SHORT PROBLEM: Would you quote every entry exactly, dropping only the pictures?

Dataset items:
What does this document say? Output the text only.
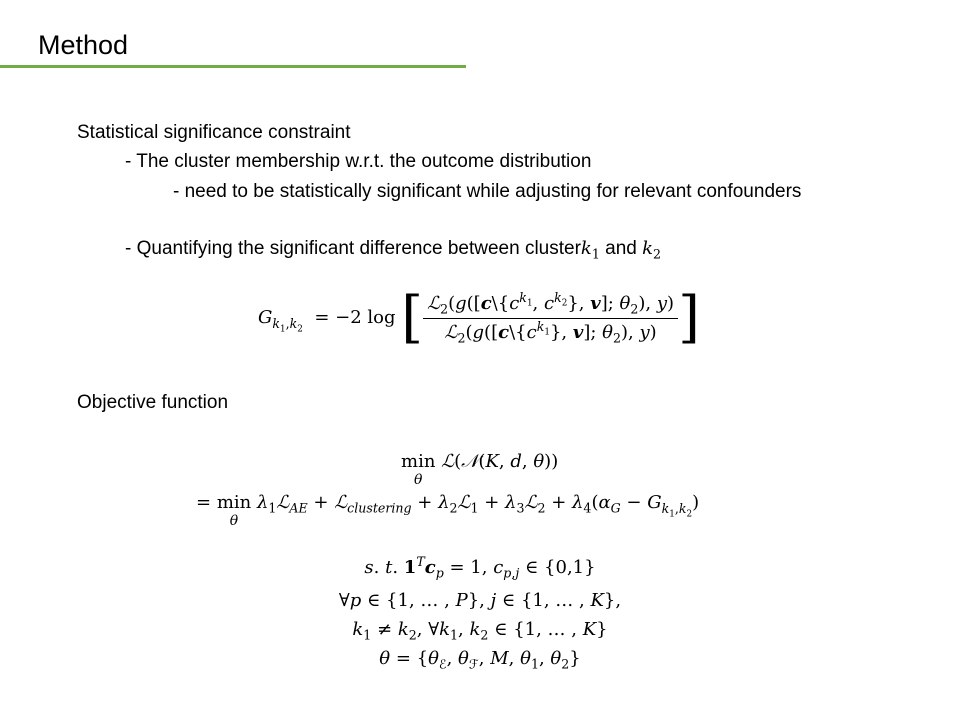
Method
Statistical significance constraint
- The cluster membership w.r.t. the outcome distribution
- need to be statistically significant while adjusting for relevant confounders
- Quantifying the significant difference between clusterk$_1$ and $k_2$
$G_{k_1,k_2} = -2$ log [ $\frac{ℒ_2(g([c\backslash\{c^{k_1}, c^{k_2}\}, v]; \theta_2), y)}{ℒ_2(g([c\backslash\{c^{k_1}\}, v]; \theta_2), y)}$ ]
Objective function
min
θ
ℒ(𝒩(K, d, θ))
= min
θ
$\lambda_1ℒ_{AE}$ + ℒ$_{clustering}$ + $\lambda_2ℒ_1$ + $\lambda_3ℒ_2 + \lambda_4(\alpha_G - G_{k_1,k_2})$
s. t. $1^Tc_p = 1$, $c_{p,j}$ ∈ {0,1}
∀p ∈ {1, … , P}, j ∈ {1, … , K},
$k_1 \ne k_2$, $\forall k_1$, $k_2$ ∈ {1, … , K}
$\theta = \{\theta_ℰ$, $\theta_ℱ$, M, $\theta_1$, $\theta_2$}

THE RESPONSE:
What does this document say? Output the text only.
Method
Statistical significance constraint
- The cluster membership w.r.t. the outcome distribution
- need to be statistically significant while adjusting for relevant confounders
- Quantifying the significant difference between clusterk$_1$ and $k_2$
$G_{k_1,k_2} = -2$ log [ $\frac{ℒ_2(g([c\backslash\{c^{k_1}, c^{k_2}\}, v]; \theta_2), y)}{ℒ_2(g([c\backslash\{c^{k_1}\}, v]; \theta_2), y)}$ ]
Objective function
min
θ
ℒ(𝒩(K, d, θ))
= min
θ
$\lambda_1ℒ_{AE}$ + ℒ$_{clustering}$ + $\lambda_2ℒ_1$ + $\lambda_3ℒ_2 + \lambda_4(\alpha_G - G_{k_1,k_2})$
s. t. $1^Tc_p = 1$, $c_{p,j}$ ∈ {0,1}
∀p ∈ {1, … , P}, j ∈ {1, … , K},
$k_1 \ne k_2$, $\forall k_1$, $k_2$ ∈ {1, … , K}
$\theta = \{\theta_ℰ$, $\theta_ℱ$, M, $\theta_1$, $\theta_2$}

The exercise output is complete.